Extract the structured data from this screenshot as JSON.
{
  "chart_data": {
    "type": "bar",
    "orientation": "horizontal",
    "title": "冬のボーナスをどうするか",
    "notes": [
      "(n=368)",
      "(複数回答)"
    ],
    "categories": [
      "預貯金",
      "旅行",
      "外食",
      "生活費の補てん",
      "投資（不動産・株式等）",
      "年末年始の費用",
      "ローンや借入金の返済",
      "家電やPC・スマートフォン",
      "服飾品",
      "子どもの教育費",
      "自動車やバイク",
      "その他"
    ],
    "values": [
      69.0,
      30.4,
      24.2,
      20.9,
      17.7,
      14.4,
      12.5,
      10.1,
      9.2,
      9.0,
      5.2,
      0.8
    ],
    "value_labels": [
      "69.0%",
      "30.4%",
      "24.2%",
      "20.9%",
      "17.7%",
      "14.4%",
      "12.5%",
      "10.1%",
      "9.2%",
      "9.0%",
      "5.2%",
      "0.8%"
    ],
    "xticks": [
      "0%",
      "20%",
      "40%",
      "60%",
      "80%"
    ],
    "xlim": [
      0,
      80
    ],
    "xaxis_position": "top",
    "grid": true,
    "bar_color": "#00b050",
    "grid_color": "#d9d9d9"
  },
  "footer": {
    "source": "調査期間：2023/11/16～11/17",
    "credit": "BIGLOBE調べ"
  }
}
◆ ◆ ◆ ◆ ◆
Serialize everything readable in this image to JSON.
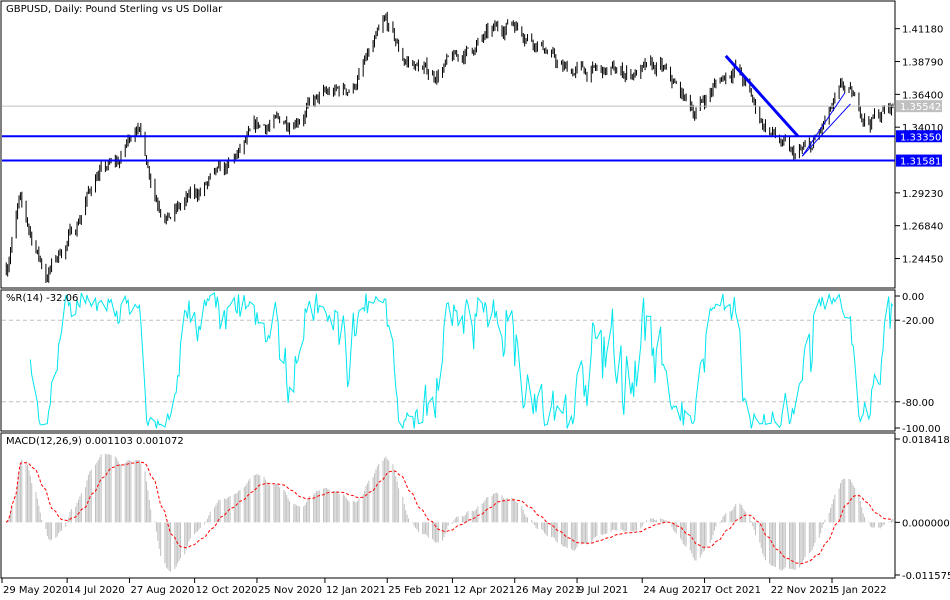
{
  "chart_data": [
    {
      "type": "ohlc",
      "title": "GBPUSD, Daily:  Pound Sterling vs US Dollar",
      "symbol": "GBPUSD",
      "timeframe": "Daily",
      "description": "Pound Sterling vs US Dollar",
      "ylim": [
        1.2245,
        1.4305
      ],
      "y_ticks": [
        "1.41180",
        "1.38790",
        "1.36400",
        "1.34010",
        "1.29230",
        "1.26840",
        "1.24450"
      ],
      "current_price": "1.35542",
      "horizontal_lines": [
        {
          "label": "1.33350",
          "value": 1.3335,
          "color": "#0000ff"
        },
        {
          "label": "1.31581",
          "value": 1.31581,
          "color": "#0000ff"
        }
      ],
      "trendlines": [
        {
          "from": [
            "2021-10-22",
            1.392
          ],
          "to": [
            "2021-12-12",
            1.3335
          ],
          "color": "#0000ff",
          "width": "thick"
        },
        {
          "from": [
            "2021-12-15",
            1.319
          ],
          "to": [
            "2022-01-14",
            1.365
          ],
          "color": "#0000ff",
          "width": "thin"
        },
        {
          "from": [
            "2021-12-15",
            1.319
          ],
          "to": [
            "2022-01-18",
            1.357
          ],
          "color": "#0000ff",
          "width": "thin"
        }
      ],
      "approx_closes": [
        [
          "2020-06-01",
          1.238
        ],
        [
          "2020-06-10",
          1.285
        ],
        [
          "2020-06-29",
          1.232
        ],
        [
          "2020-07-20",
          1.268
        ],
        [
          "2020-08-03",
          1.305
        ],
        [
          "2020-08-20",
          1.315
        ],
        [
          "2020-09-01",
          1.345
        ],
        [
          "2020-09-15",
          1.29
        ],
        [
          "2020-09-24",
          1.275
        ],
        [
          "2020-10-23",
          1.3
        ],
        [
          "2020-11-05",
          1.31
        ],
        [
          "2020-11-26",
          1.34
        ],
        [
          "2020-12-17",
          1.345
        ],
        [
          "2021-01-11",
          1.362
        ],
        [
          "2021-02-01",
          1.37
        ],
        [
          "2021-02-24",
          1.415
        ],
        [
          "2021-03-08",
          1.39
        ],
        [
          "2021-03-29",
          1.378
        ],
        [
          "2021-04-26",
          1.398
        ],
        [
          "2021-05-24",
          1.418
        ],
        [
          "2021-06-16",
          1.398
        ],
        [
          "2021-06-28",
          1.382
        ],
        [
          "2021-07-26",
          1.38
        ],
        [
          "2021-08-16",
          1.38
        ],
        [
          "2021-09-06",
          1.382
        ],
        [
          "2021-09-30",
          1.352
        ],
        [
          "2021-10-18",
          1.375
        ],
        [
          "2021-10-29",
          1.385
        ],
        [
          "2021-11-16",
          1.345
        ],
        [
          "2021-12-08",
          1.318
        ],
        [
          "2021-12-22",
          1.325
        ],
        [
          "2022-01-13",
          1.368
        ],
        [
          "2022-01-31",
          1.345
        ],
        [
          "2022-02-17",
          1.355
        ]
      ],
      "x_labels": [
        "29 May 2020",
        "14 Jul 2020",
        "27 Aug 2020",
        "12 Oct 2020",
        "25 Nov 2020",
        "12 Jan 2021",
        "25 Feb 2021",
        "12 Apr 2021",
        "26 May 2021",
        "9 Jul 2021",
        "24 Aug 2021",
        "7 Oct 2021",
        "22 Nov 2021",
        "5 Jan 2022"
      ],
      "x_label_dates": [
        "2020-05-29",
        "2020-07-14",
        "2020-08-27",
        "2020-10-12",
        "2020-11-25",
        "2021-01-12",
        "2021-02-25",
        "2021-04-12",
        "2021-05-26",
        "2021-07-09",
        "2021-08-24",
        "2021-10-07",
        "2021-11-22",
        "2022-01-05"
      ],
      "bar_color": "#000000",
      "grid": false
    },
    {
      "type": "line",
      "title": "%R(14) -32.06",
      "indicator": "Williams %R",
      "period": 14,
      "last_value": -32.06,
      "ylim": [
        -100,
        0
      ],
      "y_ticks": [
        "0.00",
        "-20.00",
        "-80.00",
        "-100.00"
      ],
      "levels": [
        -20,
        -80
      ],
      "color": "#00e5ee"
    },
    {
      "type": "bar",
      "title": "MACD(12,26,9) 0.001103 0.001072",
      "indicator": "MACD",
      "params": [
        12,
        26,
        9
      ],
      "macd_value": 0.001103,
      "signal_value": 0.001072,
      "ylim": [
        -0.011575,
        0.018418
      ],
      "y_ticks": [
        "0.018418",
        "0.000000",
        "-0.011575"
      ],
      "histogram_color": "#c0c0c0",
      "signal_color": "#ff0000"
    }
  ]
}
◆ ◆ ◆ ◆ ◆
- PROBLEM TO SOLVE: Reproduce each line of the material containing the word "type".

- EXPECTED OUTPUT:
    "type": "bar",
      "type": "ohlc",
      "type": "line",
      "type": "bar",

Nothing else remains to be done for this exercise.